» **Listed entries**:
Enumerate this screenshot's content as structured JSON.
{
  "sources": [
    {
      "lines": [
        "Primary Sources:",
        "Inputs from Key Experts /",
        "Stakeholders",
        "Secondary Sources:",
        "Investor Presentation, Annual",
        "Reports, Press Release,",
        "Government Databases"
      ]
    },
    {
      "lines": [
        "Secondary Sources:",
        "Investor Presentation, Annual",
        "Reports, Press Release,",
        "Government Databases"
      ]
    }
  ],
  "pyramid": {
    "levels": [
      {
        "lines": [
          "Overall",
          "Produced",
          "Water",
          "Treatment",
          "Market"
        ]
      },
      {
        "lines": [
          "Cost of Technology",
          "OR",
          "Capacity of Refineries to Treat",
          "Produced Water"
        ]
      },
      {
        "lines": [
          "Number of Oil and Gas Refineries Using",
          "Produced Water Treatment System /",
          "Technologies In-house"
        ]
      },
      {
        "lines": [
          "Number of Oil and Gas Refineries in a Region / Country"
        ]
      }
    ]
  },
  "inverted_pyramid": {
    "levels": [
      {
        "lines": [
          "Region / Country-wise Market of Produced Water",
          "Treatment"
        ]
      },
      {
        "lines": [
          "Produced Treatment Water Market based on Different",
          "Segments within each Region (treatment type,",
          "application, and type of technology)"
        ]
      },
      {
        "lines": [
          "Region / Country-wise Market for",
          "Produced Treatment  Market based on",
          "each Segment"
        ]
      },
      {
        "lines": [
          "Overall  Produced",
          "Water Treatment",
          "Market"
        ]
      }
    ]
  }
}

* * *

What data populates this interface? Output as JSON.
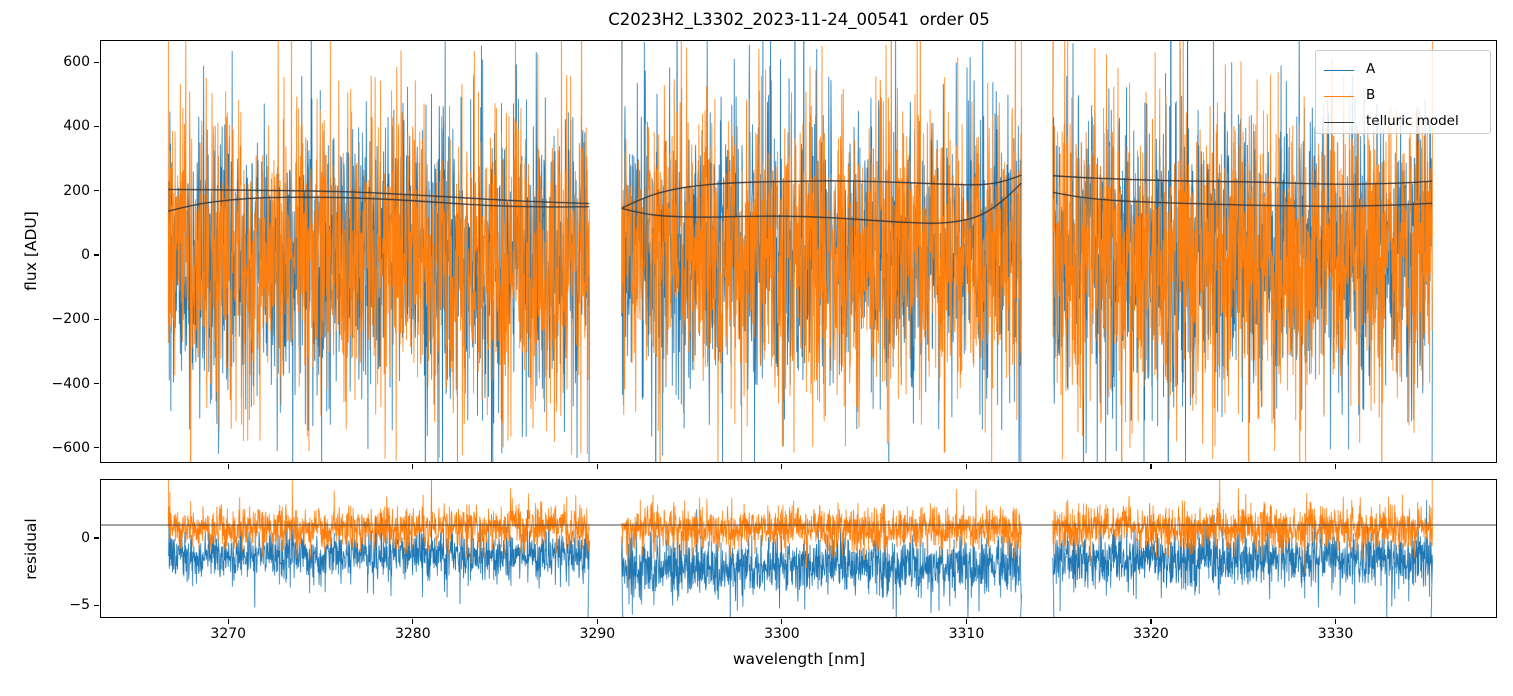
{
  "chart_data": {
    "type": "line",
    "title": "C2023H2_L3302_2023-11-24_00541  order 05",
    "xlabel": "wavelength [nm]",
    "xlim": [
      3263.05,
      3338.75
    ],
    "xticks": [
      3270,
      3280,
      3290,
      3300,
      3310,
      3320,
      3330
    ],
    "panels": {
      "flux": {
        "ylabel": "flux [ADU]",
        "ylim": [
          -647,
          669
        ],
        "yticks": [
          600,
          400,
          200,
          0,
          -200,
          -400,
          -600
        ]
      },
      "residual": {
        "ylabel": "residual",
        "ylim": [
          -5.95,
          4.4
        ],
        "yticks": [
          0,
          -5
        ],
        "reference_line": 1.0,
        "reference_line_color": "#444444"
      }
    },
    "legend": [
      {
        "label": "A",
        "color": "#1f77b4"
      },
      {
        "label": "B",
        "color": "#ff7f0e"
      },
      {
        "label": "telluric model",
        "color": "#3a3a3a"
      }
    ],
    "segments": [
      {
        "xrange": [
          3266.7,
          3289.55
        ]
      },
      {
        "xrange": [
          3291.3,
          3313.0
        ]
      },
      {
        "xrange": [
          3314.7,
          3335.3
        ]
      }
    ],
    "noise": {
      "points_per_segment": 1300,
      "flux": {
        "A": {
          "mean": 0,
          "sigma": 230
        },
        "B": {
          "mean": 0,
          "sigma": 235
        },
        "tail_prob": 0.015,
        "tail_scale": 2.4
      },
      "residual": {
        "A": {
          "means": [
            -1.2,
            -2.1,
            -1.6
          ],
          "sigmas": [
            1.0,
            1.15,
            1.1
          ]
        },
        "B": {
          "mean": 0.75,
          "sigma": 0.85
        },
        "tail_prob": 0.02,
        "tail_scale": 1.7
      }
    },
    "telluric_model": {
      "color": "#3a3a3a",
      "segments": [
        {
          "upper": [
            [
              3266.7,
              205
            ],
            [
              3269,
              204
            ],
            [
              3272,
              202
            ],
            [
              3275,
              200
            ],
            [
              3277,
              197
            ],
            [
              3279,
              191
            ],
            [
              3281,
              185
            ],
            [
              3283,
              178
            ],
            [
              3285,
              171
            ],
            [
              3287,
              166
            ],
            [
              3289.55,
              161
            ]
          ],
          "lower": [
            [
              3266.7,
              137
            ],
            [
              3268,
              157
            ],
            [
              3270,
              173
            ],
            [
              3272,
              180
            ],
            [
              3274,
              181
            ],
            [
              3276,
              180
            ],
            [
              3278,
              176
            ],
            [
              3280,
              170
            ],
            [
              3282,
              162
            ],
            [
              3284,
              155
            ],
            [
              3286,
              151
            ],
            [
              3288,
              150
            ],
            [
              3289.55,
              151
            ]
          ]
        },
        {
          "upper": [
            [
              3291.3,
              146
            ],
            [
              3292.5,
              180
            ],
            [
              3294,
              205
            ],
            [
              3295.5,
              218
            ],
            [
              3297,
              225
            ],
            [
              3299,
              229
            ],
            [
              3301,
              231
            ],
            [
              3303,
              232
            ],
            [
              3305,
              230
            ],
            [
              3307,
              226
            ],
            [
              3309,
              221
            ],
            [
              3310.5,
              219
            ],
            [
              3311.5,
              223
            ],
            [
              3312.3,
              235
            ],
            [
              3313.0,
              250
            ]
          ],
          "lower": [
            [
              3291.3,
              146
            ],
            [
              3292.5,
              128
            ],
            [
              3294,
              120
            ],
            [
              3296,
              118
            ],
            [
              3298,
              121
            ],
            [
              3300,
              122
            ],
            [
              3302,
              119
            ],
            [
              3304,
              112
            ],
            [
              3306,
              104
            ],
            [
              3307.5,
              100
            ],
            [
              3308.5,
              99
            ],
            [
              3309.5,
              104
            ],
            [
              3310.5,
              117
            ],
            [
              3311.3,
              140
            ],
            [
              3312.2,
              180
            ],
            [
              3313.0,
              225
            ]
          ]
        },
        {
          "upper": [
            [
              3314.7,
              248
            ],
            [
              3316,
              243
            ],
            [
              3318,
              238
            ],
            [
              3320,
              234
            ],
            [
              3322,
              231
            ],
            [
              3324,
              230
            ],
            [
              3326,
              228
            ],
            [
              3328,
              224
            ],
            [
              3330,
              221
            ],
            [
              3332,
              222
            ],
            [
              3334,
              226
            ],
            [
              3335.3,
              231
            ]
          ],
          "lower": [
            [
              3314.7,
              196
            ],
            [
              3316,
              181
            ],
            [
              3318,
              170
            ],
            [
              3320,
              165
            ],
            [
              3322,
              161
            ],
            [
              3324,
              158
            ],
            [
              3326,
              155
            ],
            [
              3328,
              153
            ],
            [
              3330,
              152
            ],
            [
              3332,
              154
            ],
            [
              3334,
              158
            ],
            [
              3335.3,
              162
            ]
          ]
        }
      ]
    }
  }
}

» **Short task**:
For each line above that contains the word "JSON", copy that line.

» **Complete response**:
Enumerate this screenshot's content as structured JSON.
What data populates this interface? Output as JSON.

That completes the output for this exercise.